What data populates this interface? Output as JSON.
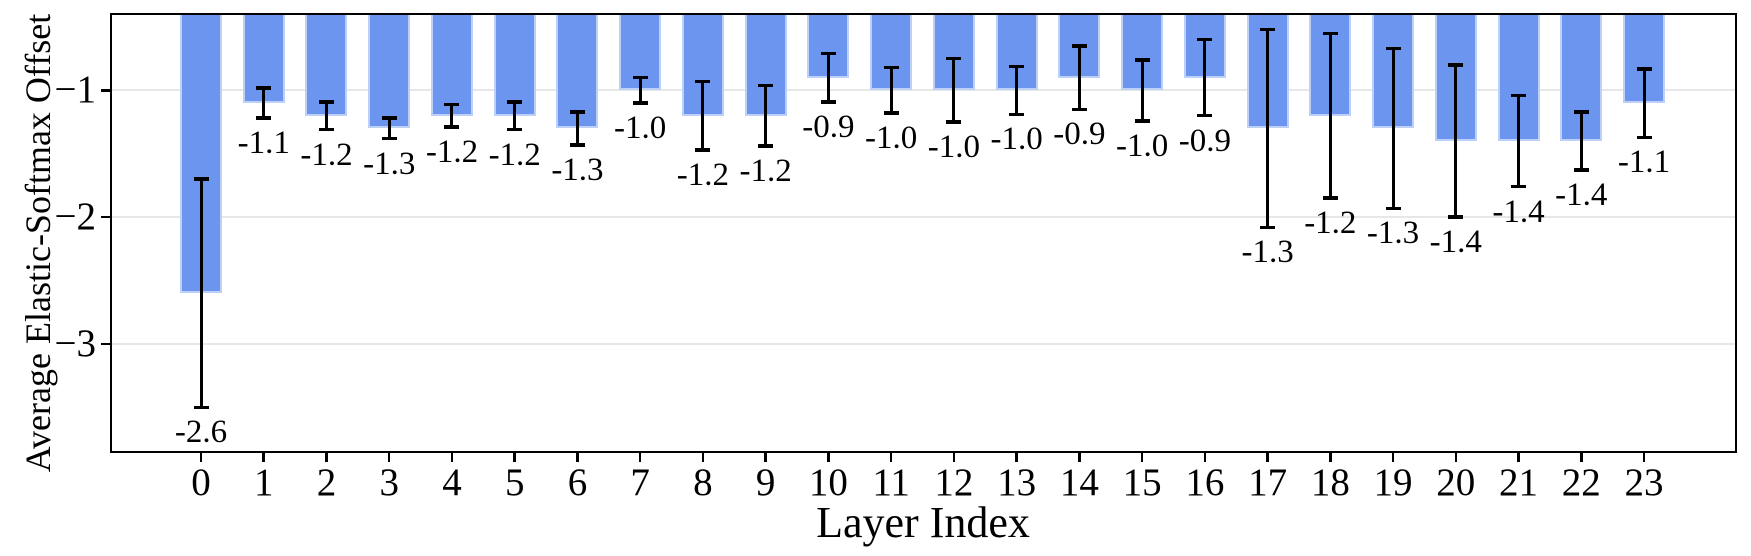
{
  "chart_data": {
    "type": "bar",
    "title": "",
    "xlabel": "Layer Index",
    "ylabel": "Average Elastic-Softmax Offset",
    "categories": [
      "0",
      "1",
      "2",
      "3",
      "4",
      "5",
      "6",
      "7",
      "8",
      "9",
      "10",
      "11",
      "12",
      "13",
      "14",
      "15",
      "16",
      "17",
      "18",
      "19",
      "20",
      "21",
      "22",
      "23"
    ],
    "values": [
      -2.6,
      -1.1,
      -1.2,
      -1.3,
      -1.2,
      -1.2,
      -1.3,
      -1.0,
      -1.2,
      -1.2,
      -0.9,
      -1.0,
      -1.0,
      -1.0,
      -0.9,
      -1.0,
      -0.9,
      -1.3,
      -1.2,
      -1.3,
      -1.4,
      -1.4,
      -1.4,
      -1.1
    ],
    "errors": [
      0.9,
      0.12,
      0.11,
      0.08,
      0.09,
      0.11,
      0.13,
      0.1,
      0.27,
      0.24,
      0.19,
      0.18,
      0.25,
      0.19,
      0.25,
      0.24,
      0.3,
      0.78,
      0.65,
      0.63,
      0.6,
      0.36,
      0.23,
      0.27
    ],
    "bar_labels": [
      "-2.6",
      "-1.1",
      "-1.2",
      "-1.3",
      "-1.2",
      "-1.2",
      "-1.3",
      "-1.0",
      "-1.2",
      "-1.2",
      "-0.9",
      "-1.0",
      "-1.0",
      "-1.0",
      "-0.9",
      "-1.0",
      "-0.9",
      "-1.3",
      "-1.2",
      "-1.3",
      "-1.4",
      "-1.4",
      "-1.4",
      "-1.1"
    ],
    "yticks": [
      {
        "value": -1,
        "label": "−1"
      },
      {
        "value": -2,
        "label": "−2"
      },
      {
        "value": -3,
        "label": "−3"
      }
    ],
    "ylim": [
      -3.86,
      -0.39
    ],
    "grid": "horizontal",
    "legend": "none",
    "bars_start_at": "axis-top (values are negative offsets)",
    "colors": {
      "bar_fill": "#6c95ef",
      "bar_edge": "#bdd0f8",
      "error_bar": "#000000",
      "grid_line": "#e7e7e7",
      "spine": "#000000",
      "background": "#ffffff",
      "text": "#000000"
    }
  }
}
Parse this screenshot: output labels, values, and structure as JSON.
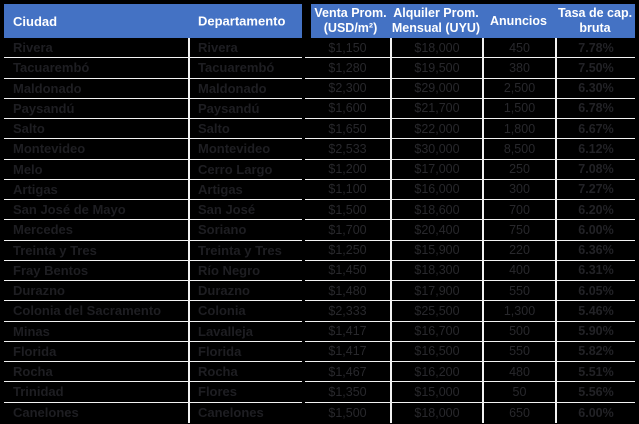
{
  "colors": {
    "header_bg": "#4472C4",
    "header_text": "#FFFFFF",
    "body_bg": "#000000",
    "body_text_dark": "#1E1E22",
    "gridline": "#F2F2F2"
  },
  "table": {
    "columns": {
      "ciudad": "Ciudad",
      "departamento": "Departamento",
      "venta_line1": "Venta Prom.",
      "venta_line2": "(USD/m²)",
      "alquiler_line1": "Alquiler Prom.",
      "alquiler_line2": "Mensual (UYU)",
      "anuncios": "Anuncios",
      "tasa_line1": "Tasa de cap.",
      "tasa_line2": "bruta"
    },
    "rows": [
      {
        "ciudad": "Rivera",
        "departamento": "Rivera",
        "venta": "$1,150",
        "alquiler": "$18,000",
        "anuncios": "450",
        "tasa": "7.78%"
      },
      {
        "ciudad": "Tacuarembó",
        "departamento": "Tacuarembó",
        "venta": "$1,280",
        "alquiler": "$19,500",
        "anuncios": "380",
        "tasa": "7.50%"
      },
      {
        "ciudad": "Maldonado",
        "departamento": "Maldonado",
        "venta": "$2,300",
        "alquiler": "$29,000",
        "anuncios": "2,500",
        "tasa": "6.30%"
      },
      {
        "ciudad": "Paysandú",
        "departamento": "Paysandú",
        "venta": "$1,600",
        "alquiler": "$21,700",
        "anuncios": "1,500",
        "tasa": "6.78%"
      },
      {
        "ciudad": "Salto",
        "departamento": "Salto",
        "venta": "$1,650",
        "alquiler": "$22,000",
        "anuncios": "1,800",
        "tasa": "6.67%"
      },
      {
        "ciudad": "Montevideo",
        "departamento": "Montevideo",
        "venta": "$2,533",
        "alquiler": "$30,000",
        "anuncios": "8,500",
        "tasa": "6.12%"
      },
      {
        "ciudad": "Melo",
        "departamento": "Cerro Largo",
        "venta": "$1,200",
        "alquiler": "$17,000",
        "anuncios": "250",
        "tasa": "7.08%"
      },
      {
        "ciudad": "Artigas",
        "departamento": "Artigas",
        "venta": "$1,100",
        "alquiler": "$16,000",
        "anuncios": "300",
        "tasa": "7.27%"
      },
      {
        "ciudad": "San José de Mayo",
        "departamento": "San José",
        "venta": "$1,500",
        "alquiler": "$18,600",
        "anuncios": "700",
        "tasa": "6.20%"
      },
      {
        "ciudad": "Mercedes",
        "departamento": "Soriano",
        "venta": "$1,700",
        "alquiler": "$20,400",
        "anuncios": "750",
        "tasa": "6.00%"
      },
      {
        "ciudad": "Treinta y Tres",
        "departamento": "Treinta y Tres",
        "venta": "$1,250",
        "alquiler": "$15,900",
        "anuncios": "220",
        "tasa": "6.36%"
      },
      {
        "ciudad": "Fray Bentos",
        "departamento": "Río Negro",
        "venta": "$1,450",
        "alquiler": "$18,300",
        "anuncios": "400",
        "tasa": "6.31%"
      },
      {
        "ciudad": "Durazno",
        "departamento": "Durazno",
        "venta": "$1,480",
        "alquiler": "$17,900",
        "anuncios": "550",
        "tasa": "6.05%"
      },
      {
        "ciudad": "Colonia del Sacramento",
        "departamento": "Colonia",
        "venta": "$2,333",
        "alquiler": "$25,500",
        "anuncios": "1,300",
        "tasa": "5.46%"
      },
      {
        "ciudad": "Minas",
        "departamento": "Lavalleja",
        "venta": "$1,417",
        "alquiler": "$16,700",
        "anuncios": "500",
        "tasa": "5.90%"
      },
      {
        "ciudad": "Florida",
        "departamento": "Florida",
        "venta": "$1,417",
        "alquiler": "$16,500",
        "anuncios": "550",
        "tasa": "5.82%"
      },
      {
        "ciudad": "Rocha",
        "departamento": "Rocha",
        "venta": "$1,467",
        "alquiler": "$16,200",
        "anuncios": "480",
        "tasa": "5.51%"
      },
      {
        "ciudad": "Trinidad",
        "departamento": "Flores",
        "venta": "$1,350",
        "alquiler": "$15,000",
        "anuncios": "50",
        "tasa": "5.56%"
      },
      {
        "ciudad": "Canelones",
        "departamento": "Canelones",
        "venta": "$1,500",
        "alquiler": "$18,000",
        "anuncios": "650",
        "tasa": "6.00%"
      }
    ]
  }
}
************
* AIM:
Filter the listing above for the string "Montevideo" and copy every matching line.

* FINISHED ANSWER:
        "ciudad": "Montevideo",
        "departamento": "Montevideo",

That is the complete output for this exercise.